RECORDS SUPPLIED
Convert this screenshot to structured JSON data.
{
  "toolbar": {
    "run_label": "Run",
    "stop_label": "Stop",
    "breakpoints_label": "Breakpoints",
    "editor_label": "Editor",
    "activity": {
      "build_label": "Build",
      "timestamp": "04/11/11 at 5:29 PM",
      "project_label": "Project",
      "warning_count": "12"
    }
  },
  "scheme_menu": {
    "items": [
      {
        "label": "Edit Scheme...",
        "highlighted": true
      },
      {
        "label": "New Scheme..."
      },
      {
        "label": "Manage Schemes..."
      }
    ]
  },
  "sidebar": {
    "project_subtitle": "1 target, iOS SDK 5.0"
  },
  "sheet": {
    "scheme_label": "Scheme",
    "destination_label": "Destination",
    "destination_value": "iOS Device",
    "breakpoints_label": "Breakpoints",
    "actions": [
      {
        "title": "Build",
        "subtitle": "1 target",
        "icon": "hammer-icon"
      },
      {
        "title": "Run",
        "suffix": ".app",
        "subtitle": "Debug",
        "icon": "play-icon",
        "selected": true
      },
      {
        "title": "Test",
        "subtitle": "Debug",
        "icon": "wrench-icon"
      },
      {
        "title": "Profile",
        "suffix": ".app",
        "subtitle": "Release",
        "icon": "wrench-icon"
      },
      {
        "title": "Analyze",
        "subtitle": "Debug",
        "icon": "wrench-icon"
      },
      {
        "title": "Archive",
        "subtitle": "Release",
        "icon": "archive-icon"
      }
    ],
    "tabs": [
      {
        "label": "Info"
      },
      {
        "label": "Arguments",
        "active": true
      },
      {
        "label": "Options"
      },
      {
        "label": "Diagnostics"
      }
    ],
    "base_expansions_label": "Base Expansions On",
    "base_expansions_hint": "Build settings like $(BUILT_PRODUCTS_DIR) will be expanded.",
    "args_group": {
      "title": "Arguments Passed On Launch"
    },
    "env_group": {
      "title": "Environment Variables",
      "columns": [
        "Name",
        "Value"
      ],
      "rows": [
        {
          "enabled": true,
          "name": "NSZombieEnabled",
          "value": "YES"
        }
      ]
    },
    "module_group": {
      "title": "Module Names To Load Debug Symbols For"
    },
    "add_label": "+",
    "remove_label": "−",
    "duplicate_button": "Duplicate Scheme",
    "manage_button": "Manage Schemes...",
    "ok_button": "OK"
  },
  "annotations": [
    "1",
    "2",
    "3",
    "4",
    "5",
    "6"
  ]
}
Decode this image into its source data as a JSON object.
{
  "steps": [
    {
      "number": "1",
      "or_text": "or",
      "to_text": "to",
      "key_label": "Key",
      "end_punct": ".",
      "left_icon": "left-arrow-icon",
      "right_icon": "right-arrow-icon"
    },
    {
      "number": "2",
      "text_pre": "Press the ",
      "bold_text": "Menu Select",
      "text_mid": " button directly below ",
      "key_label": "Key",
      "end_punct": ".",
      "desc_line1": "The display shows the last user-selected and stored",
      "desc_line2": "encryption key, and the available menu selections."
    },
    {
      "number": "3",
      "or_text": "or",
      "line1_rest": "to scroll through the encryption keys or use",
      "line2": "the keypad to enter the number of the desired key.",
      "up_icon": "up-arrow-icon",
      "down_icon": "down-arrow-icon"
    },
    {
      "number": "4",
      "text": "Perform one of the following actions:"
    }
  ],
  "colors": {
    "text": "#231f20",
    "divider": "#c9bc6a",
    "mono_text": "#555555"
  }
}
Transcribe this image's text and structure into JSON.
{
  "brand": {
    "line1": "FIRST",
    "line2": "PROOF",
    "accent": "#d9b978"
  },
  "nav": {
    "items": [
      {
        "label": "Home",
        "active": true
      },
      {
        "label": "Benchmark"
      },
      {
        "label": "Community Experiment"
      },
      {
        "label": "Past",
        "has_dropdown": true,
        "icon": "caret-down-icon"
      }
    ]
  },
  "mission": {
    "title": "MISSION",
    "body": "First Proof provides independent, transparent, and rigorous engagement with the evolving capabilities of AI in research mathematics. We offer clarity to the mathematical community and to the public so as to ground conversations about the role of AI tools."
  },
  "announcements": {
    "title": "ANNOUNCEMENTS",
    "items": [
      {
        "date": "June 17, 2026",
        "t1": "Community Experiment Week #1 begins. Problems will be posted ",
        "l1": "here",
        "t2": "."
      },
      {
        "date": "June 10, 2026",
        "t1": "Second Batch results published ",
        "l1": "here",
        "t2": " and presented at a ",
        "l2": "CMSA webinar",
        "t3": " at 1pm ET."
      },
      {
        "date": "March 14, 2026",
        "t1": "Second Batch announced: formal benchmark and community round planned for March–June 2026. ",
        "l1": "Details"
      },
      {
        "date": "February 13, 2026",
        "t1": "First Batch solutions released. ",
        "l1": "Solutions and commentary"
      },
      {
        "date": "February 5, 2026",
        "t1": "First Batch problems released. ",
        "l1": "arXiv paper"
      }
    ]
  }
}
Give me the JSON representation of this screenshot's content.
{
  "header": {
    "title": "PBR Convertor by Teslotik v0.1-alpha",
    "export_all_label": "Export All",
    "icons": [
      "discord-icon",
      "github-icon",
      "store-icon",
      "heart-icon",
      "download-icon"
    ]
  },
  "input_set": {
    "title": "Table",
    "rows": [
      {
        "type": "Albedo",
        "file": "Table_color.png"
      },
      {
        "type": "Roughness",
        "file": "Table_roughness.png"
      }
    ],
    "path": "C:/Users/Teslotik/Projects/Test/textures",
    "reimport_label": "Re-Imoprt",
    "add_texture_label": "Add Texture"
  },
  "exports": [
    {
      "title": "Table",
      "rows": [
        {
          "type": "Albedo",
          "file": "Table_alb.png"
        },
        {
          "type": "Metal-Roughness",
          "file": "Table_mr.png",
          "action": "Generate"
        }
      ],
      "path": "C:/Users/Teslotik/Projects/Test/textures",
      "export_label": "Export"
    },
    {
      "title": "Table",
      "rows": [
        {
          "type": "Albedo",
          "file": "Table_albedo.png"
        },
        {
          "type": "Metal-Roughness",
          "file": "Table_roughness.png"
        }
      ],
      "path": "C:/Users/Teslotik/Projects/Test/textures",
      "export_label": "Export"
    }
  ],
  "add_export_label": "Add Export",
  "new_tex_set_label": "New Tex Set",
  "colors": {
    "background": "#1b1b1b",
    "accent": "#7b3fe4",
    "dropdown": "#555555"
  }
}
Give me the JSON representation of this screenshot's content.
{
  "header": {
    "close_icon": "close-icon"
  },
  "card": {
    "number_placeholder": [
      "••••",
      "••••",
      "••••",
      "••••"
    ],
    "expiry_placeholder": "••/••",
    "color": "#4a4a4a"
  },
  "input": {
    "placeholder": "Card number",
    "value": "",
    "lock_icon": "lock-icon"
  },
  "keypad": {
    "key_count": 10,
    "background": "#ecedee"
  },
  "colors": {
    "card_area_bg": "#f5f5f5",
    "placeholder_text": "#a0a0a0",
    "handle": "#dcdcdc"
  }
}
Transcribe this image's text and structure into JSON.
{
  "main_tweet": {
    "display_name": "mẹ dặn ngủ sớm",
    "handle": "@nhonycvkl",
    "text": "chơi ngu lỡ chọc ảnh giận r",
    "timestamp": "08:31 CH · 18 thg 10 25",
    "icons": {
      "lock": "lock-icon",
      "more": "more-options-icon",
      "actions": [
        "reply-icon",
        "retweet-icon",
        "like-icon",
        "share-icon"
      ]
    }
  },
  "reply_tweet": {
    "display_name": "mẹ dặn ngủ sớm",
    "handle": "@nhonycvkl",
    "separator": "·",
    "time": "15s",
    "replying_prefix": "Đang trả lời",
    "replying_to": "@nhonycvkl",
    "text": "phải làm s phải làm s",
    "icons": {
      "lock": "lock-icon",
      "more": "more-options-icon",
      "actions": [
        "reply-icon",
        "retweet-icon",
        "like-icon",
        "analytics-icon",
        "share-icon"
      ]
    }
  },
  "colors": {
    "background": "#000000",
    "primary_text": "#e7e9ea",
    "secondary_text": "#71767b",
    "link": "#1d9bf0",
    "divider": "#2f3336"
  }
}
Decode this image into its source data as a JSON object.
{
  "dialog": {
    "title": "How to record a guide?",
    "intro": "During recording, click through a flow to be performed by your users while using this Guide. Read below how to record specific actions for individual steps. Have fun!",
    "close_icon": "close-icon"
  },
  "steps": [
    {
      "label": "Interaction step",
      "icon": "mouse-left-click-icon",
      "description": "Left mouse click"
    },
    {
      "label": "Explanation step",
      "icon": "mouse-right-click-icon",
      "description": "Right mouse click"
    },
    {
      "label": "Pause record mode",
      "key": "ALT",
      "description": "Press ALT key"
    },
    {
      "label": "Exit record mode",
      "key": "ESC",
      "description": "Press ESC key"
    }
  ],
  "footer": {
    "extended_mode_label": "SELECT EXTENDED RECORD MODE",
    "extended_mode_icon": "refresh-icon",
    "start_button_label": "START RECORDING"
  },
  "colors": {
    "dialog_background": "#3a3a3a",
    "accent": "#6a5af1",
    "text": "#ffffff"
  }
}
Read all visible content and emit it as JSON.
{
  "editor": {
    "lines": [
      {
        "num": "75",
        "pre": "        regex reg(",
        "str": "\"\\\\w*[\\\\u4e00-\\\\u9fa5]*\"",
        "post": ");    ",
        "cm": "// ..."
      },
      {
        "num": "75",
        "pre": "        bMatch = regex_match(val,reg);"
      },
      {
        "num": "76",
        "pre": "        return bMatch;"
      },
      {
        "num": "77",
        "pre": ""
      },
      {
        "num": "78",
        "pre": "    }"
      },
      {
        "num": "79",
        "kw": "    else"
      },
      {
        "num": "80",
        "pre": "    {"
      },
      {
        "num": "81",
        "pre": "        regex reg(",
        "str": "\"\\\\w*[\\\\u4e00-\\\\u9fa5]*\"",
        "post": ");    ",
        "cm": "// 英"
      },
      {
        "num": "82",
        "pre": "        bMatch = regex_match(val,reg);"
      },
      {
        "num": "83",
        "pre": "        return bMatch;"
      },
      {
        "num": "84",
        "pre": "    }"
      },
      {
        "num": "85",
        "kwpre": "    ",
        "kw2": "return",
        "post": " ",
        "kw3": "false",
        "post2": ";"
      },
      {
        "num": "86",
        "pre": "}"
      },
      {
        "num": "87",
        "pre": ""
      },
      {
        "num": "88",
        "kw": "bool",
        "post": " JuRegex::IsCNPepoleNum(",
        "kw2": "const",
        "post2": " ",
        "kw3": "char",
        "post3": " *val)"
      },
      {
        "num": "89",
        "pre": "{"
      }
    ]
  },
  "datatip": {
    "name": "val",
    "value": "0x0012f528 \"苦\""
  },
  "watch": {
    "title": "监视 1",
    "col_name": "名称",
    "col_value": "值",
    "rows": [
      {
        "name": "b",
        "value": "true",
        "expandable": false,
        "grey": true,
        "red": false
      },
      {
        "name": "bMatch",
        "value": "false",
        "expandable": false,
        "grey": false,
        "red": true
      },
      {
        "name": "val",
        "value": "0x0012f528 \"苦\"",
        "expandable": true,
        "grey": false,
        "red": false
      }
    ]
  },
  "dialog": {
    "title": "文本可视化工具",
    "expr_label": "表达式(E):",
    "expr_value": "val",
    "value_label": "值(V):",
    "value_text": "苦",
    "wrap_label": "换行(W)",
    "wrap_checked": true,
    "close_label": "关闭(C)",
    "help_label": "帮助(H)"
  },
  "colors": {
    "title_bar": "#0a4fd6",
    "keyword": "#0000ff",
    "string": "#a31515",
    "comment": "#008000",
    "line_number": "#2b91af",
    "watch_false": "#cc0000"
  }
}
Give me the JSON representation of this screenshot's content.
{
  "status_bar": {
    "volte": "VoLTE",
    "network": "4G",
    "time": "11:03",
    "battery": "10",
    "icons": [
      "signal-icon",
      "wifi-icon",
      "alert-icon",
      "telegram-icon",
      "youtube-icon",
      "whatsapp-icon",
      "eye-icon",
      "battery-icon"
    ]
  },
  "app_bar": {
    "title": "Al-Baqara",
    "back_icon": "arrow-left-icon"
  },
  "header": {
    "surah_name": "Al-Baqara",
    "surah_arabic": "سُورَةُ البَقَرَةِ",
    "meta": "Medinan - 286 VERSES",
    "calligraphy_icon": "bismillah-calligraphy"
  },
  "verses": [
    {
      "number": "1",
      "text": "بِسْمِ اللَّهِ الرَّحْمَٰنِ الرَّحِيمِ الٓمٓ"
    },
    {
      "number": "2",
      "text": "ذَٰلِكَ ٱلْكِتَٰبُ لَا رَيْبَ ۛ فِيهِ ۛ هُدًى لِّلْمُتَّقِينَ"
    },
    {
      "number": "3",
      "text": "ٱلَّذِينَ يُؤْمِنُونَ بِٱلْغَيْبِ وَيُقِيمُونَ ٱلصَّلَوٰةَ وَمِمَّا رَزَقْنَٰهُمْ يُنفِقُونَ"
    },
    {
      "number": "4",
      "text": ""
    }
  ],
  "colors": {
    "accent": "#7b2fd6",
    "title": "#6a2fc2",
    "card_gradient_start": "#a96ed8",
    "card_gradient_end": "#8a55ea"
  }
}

WORK REQUIRED
Each line that contains the word "June" counts toward the total; give only that total.

COMPLETED TASK
3